Short exercise:
No images are to be carried over; print all other material exactly as it stands.

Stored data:
________

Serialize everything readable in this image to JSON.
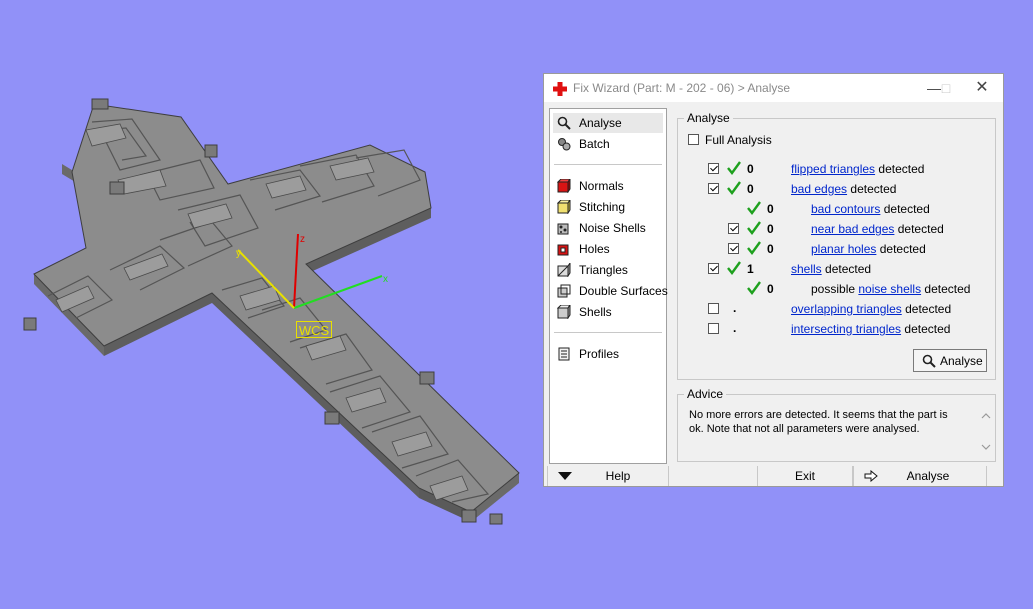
{
  "viewport": {
    "wcs_label": "WCS",
    "axes": {
      "x": "x",
      "y": "y",
      "z": "z"
    }
  },
  "dialog": {
    "title": "Fix Wizard (Part: M - 202 - 06) > Analyse",
    "nav": {
      "items": [
        {
          "label": "Analyse",
          "icon": "magnifier-icon",
          "active": true
        },
        {
          "label": "Batch",
          "icon": "gears-icon"
        },
        {
          "label": "Normals",
          "icon": "cube-red-icon"
        },
        {
          "label": "Stitching",
          "icon": "cube-yellow-icon"
        },
        {
          "label": "Noise Shells",
          "icon": "noise-shells-icon"
        },
        {
          "label": "Holes",
          "icon": "cube-red-holes-icon"
        },
        {
          "label": "Triangles",
          "icon": "triangles-icon"
        },
        {
          "label": "Double Surfaces",
          "icon": "double-surfaces-icon"
        },
        {
          "label": "Shells",
          "icon": "shells-icon"
        },
        {
          "label": "Profiles",
          "icon": "profiles-icon"
        }
      ]
    },
    "analyse": {
      "legend": "Analyse",
      "full_analysis_label": "Full Analysis",
      "full_analysis_checked": false,
      "rows": [
        {
          "checked": true,
          "status": "ok",
          "count": "0",
          "link": "flipped triangles",
          "suffix": "detected"
        },
        {
          "checked": true,
          "status": "ok",
          "count": "0",
          "link": "bad edges",
          "suffix": "detected"
        },
        {
          "checked": null,
          "status": "ok",
          "count": "0",
          "link": "bad contours",
          "suffix": "detected"
        },
        {
          "checked": true,
          "status": "ok",
          "count": "0",
          "link": "near bad edges",
          "suffix": "detected"
        },
        {
          "checked": true,
          "status": "ok",
          "count": "0",
          "link": "planar holes",
          "suffix": "detected"
        },
        {
          "checked": true,
          "status": "ok",
          "count": "1",
          "link": "shells",
          "suffix": "detected"
        },
        {
          "checked": null,
          "status": "ok",
          "count": "0",
          "prefix": "possible",
          "link": "noise shells",
          "suffix": "detected"
        },
        {
          "checked": false,
          "status": "none",
          "count": ".",
          "link": "overlapping triangles",
          "suffix": "detected"
        },
        {
          "checked": false,
          "status": "none",
          "count": ".",
          "link": "intersecting triangles",
          "suffix": "detected"
        }
      ],
      "button_label": "Analyse"
    },
    "advice": {
      "legend": "Advice",
      "text": "No more errors are detected. It seems that the part is ok. Note that not all parameters were analysed."
    },
    "bottom": {
      "help_label": "Help",
      "exit_label": "Exit",
      "analyse_label": "Analyse"
    },
    "colors": {
      "link": "#0026cc",
      "tick": "#1ea01e",
      "background": "#9191f8"
    }
  }
}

________

Response to this exercise:
Serialize everything readable in this image to JSON.
{
  "viewport": {
    "wcs_label": "WCS",
    "axes": {
      "x": "x",
      "y": "y",
      "z": "z"
    }
  },
  "dialog": {
    "title": "Fix Wizard (Part: M - 202 - 06) > Analyse",
    "nav": {
      "items": [
        {
          "label": "Analyse",
          "icon": "magnifier-icon",
          "active": true
        },
        {
          "label": "Batch",
          "icon": "gears-icon"
        },
        {
          "label": "Normals",
          "icon": "cube-red-icon"
        },
        {
          "label": "Stitching",
          "icon": "cube-yellow-icon"
        },
        {
          "label": "Noise Shells",
          "icon": "noise-shells-icon"
        },
        {
          "label": "Holes",
          "icon": "cube-red-holes-icon"
        },
        {
          "label": "Triangles",
          "icon": "triangles-icon"
        },
        {
          "label": "Double Surfaces",
          "icon": "double-surfaces-icon"
        },
        {
          "label": "Shells",
          "icon": "shells-icon"
        },
        {
          "label": "Profiles",
          "icon": "profiles-icon"
        }
      ]
    },
    "analyse": {
      "legend": "Analyse",
      "full_analysis_label": "Full Analysis",
      "full_analysis_checked": false,
      "rows": [
        {
          "checked": true,
          "status": "ok",
          "count": "0",
          "link": "flipped triangles",
          "suffix": "detected"
        },
        {
          "checked": true,
          "status": "ok",
          "count": "0",
          "link": "bad edges",
          "suffix": "detected"
        },
        {
          "checked": null,
          "status": "ok",
          "count": "0",
          "link": "bad contours",
          "suffix": "detected"
        },
        {
          "checked": true,
          "status": "ok",
          "count": "0",
          "link": "near bad edges",
          "suffix": "detected"
        },
        {
          "checked": true,
          "status": "ok",
          "count": "0",
          "link": "planar holes",
          "suffix": "detected"
        },
        {
          "checked": true,
          "status": "ok",
          "count": "1",
          "link": "shells",
          "suffix": "detected"
        },
        {
          "checked": null,
          "status": "ok",
          "count": "0",
          "prefix": "possible",
          "link": "noise shells",
          "suffix": "detected"
        },
        {
          "checked": false,
          "status": "none",
          "count": ".",
          "link": "overlapping triangles",
          "suffix": "detected"
        },
        {
          "checked": false,
          "status": "none",
          "count": ".",
          "link": "intersecting triangles",
          "suffix": "detected"
        }
      ],
      "button_label": "Analyse"
    },
    "advice": {
      "legend": "Advice",
      "text": "No more errors are detected. It seems that the part is ok. Note that not all parameters were analysed."
    },
    "bottom": {
      "help_label": "Help",
      "exit_label": "Exit",
      "analyse_label": "Analyse"
    },
    "colors": {
      "link": "#0026cc",
      "tick": "#1ea01e",
      "background": "#9191f8"
    }
  }
}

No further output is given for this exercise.